‘The Last Days of Ellis Island’ probes bureaucracy and abuse of power

A historical novel imagines the thoughts of a fictional commissioner, whose assault on a young immigrant years before leaves him full of regret.

|
World Editions
“The Last Days of Ellis Island” by Gaëlle Josse; translated by Natasha Lehrer, World Editions, 208 pp.

So many American families picture Ellis Island from the same perspective: through the stories of forebears who were among the millions of new immigrants passing through its halls.

In “The Last Days of Ellis Island,” Gaëlle Josse imagines a different viewpoint. Rather than viewing the facility through the eyes of those seeking a new life, the French poet and author hands the spyglass instead to a fictional bureaucrat within its walls. The character she creates, Commissioner John Mitchell, is the facility’s self-described “last guardian” and “last prisoner,” writing an account of his career as he readies the federal property for its 1954 shutdown after a 45-year career.

“I have an inexplicable urge to delve into a past I hoped I would be able to forget, but which it seems I cannot,” he begins. 

The slim book, translated from the French by Natasha Lehrer, is latticed with historical details – including a few real characters, such as the island’s last detainee, a Norwegian man named Arne Peterssen. Its main story is entirely invented, an account of a man whose life is disrupted first by circumstances and later by his own choices. Josse explains in the book’s afterward that the story came to her after a visit to New York brought her to Ellis Island, now a national museum. It is wistful and, at times, disturbing.

Dataset rows:
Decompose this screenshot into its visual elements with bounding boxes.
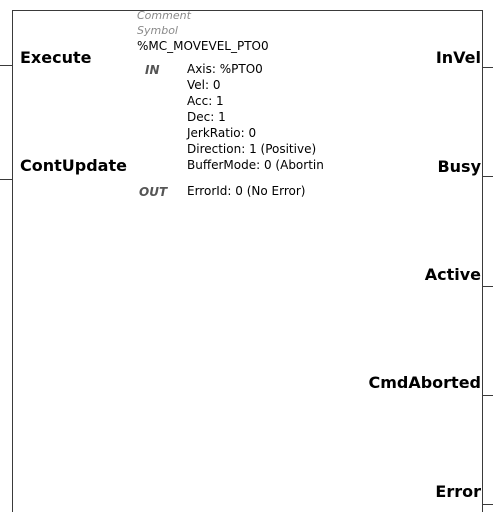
param-errorid[interactable]: ErrorId: 0 (No Error) bbox=[187, 184, 305, 199]
out-section-label: OUT bbox=[139, 185, 168, 199]
function-block[interactable] bbox=[12, 10, 483, 512]
execute-pin-line bbox=[0, 65, 12, 66]
output-busy[interactable]: Busy bbox=[437, 157, 481, 176]
param-vel[interactable]: Vel: 0 bbox=[187, 78, 221, 93]
output-cmdaborted[interactable]: CmdAborted bbox=[368, 373, 481, 392]
in-section-label: IN bbox=[145, 63, 160, 77]
param-jerkratio[interactable]: JerkRatio: 0 bbox=[187, 126, 256, 141]
error-pin-line bbox=[483, 504, 493, 505]
param-direction[interactable]: Direction: 1 (Positive) bbox=[187, 142, 316, 157]
output-active[interactable]: Active bbox=[425, 265, 481, 284]
cmdaborted-pin-line bbox=[483, 395, 493, 396]
output-invel[interactable]: InVel bbox=[436, 48, 481, 67]
comment-label[interactable]: Comment bbox=[137, 9, 191, 22]
param-buffermode[interactable]: BufferMode: 0 (Abortin bbox=[187, 158, 324, 173]
param-dec[interactable]: Dec: 1 bbox=[187, 110, 226, 125]
contupdate-pin-line bbox=[0, 179, 12, 180]
output-error[interactable]: Error bbox=[435, 482, 481, 501]
busy-pin-line bbox=[483, 176, 493, 177]
invel-pin-line bbox=[483, 67, 493, 68]
active-pin-line bbox=[483, 286, 493, 287]
param-acc[interactable]: Acc: 1 bbox=[187, 94, 224, 109]
input-contupdate[interactable]: ContUpdate bbox=[20, 156, 127, 175]
symbol-label[interactable]: Symbol bbox=[137, 24, 178, 37]
instance-name: %MC_MOVEVEL_PTO0 bbox=[137, 39, 269, 53]
input-execute[interactable]: Execute bbox=[20, 48, 91, 67]
param-axis[interactable]: Axis: %PTO0 bbox=[187, 62, 263, 77]
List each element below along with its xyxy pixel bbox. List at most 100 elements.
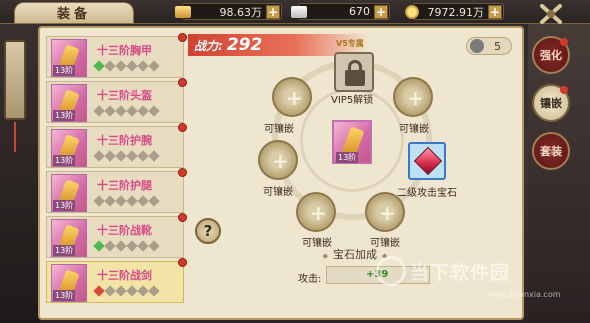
gem-indicator — [93, 195, 105, 207]
equipment-level: 13阶 — [53, 110, 76, 121]
equipment-item-chest[interactable]: 13阶 十三阶胸甲 — [46, 33, 187, 78]
plus-icon: + — [310, 201, 327, 225]
gem-bonus-title-text: 宝石加成 — [333, 248, 377, 261]
equipment-name: 十三阶护腿 — [97, 179, 152, 192]
attack-gem-socket[interactable] — [408, 142, 446, 180]
watermark-url: www.downxia.com — [486, 290, 561, 299]
gem-indicators — [93, 60, 160, 72]
notification-dot — [560, 86, 568, 94]
equipment-level: 13阶 — [53, 200, 76, 211]
gem-indicators — [93, 105, 160, 117]
equipment-name: 十三阶头盔 — [97, 89, 152, 102]
empty-socket-label: 可镶嵌 — [264, 124, 294, 135]
gem-indicators — [93, 240, 160, 252]
equipment-level: 13阶 — [53, 65, 76, 76]
attack-gem-label: 二级攻击宝石 — [397, 188, 457, 199]
notification-dot — [178, 78, 187, 87]
gem-indicator — [126, 285, 138, 297]
gem-indicator — [148, 105, 160, 117]
gem-indicator — [148, 285, 160, 297]
gem-indicator — [126, 60, 138, 72]
gem-indicator — [93, 60, 105, 72]
top-bar: 装备 98.63万 + 670 + 7972.91万 + — [0, 0, 590, 24]
equipment-level: 13阶 — [53, 155, 76, 166]
close-icon[interactable] — [538, 2, 564, 26]
gem-indicator — [115, 195, 127, 207]
empty-socket-lower-right[interactable]: + — [365, 192, 405, 232]
gem-indicator — [137, 285, 149, 297]
equipment-name: 十三阶胸甲 — [97, 44, 152, 57]
tab-set-label: 套装 — [540, 145, 562, 158]
gem-indicator — [126, 105, 138, 117]
tab-enhance[interactable]: 强化 — [532, 36, 570, 74]
empty-socket-upper-left[interactable]: + — [272, 77, 312, 117]
gem-indicator — [126, 240, 138, 252]
gem-indicator — [115, 60, 127, 72]
empty-socket-upper-right[interactable]: + — [393, 77, 433, 117]
equipment-item-sword[interactable]: 13阶 十三阶战剑 — [46, 258, 187, 303]
gem-indicator — [148, 60, 160, 72]
gem-count-value: 5 — [494, 39, 501, 53]
gem-indicators — [93, 150, 160, 162]
gem-indicator — [104, 105, 116, 117]
tab-inlay[interactable]: 镶嵌 — [532, 84, 570, 122]
add-gold-ingot-button[interactable]: + — [266, 4, 280, 19]
equipment-item-bracer[interactable]: 13阶 十三阶护腕 — [46, 123, 187, 168]
ruby-gem-icon — [413, 146, 443, 176]
add-silver-ingot-button[interactable]: + — [374, 4, 388, 19]
gem-indicator — [93, 285, 105, 297]
equipment-level: 13阶 — [53, 290, 76, 301]
gem-indicator — [137, 195, 149, 207]
selected-equipment-level: 13阶 — [336, 152, 359, 163]
equipment-item-leggings[interactable]: 13阶 十三阶护腿 — [46, 168, 187, 213]
tab-inlay-label: 镶嵌 — [540, 97, 562, 110]
equipment-name: 十三阶战剑 — [97, 269, 152, 282]
empty-socket-left[interactable]: + — [258, 140, 298, 180]
equipment-name: 十三阶战靴 — [97, 224, 152, 237]
equipment-item-boots[interactable]: 13阶 十三阶战靴 — [46, 213, 187, 258]
gem-indicator — [148, 195, 160, 207]
gem-indicator — [104, 150, 116, 162]
watermark-logo-icon — [376, 256, 406, 286]
watermark-text: 当下软件园 — [410, 262, 511, 284]
silver-ingot-icon — [291, 5, 307, 18]
tab-enhance-label: 强化 — [540, 49, 562, 62]
window-title: 装备 — [56, 7, 91, 22]
empty-socket-lower-left[interactable]: + — [296, 192, 336, 232]
notification-dot — [178, 168, 187, 177]
gem-indicators — [93, 195, 160, 207]
notification-dot — [178, 33, 187, 42]
equipment-item-helmet[interactable]: 13阶 十三阶头盔 — [46, 78, 187, 123]
gem-indicator — [115, 285, 127, 297]
selected-equipment-sword: 13阶 — [332, 120, 372, 164]
gem-icon — [470, 39, 484, 53]
gem-indicator — [104, 285, 116, 297]
plus-icon: + — [272, 149, 289, 173]
notification-dot — [178, 213, 187, 222]
gem-indicator — [104, 195, 116, 207]
plus-icon: + — [379, 201, 396, 225]
gem-indicator — [126, 195, 138, 207]
notification-dot — [178, 258, 187, 267]
gem-indicator — [148, 150, 160, 162]
gem-indicator — [137, 60, 149, 72]
left-backdrop — [0, 0, 40, 323]
coin-icon — [405, 4, 419, 19]
help-button[interactable]: ? — [195, 218, 221, 244]
gem-indicator — [148, 240, 160, 252]
plus-icon: + — [286, 86, 303, 110]
coin-value: 7972.91万 — [427, 5, 485, 19]
notification-dot — [178, 123, 187, 132]
empty-socket-label: 可镶嵌 — [263, 187, 293, 198]
locked-socket[interactable] — [334, 52, 374, 92]
gem-indicator — [137, 150, 149, 162]
combat-power-value: 292 — [226, 35, 263, 55]
gem-indicator — [104, 240, 116, 252]
gold-ingot-value: 98.63万 — [219, 5, 263, 19]
gem-indicator — [93, 240, 105, 252]
tab-set[interactable]: 套装 — [532, 132, 570, 170]
combat-power-label: 战力: — [194, 38, 223, 53]
add-coin-button[interactable]: + — [488, 4, 502, 19]
gem-indicator — [137, 240, 149, 252]
equipment-name: 十三阶护腕 — [97, 134, 152, 147]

■ **PROBLEM 1**: Write out the part of the book review between "A historical novel" and "Editions, 208 pp.", inclusive.
■ **PROBLEM 2**: According to the book review, who was the last detainee at Ellis Island?
The listing has no connection to the book review.

■ **FULL SOLUTION 1**:
A historical novel imagines the thoughts of a fictional commissioner, whose assault on a young immigrant years before leaves him full of regret.

|
World Editions
“The Last Days of Ellis Island” by Gaëlle Josse; translated by Natasha Lehrer, World Editions, 208 pp.

■ **FULL SOLUTION 2**: A Norwegian man named Arne Peterssen.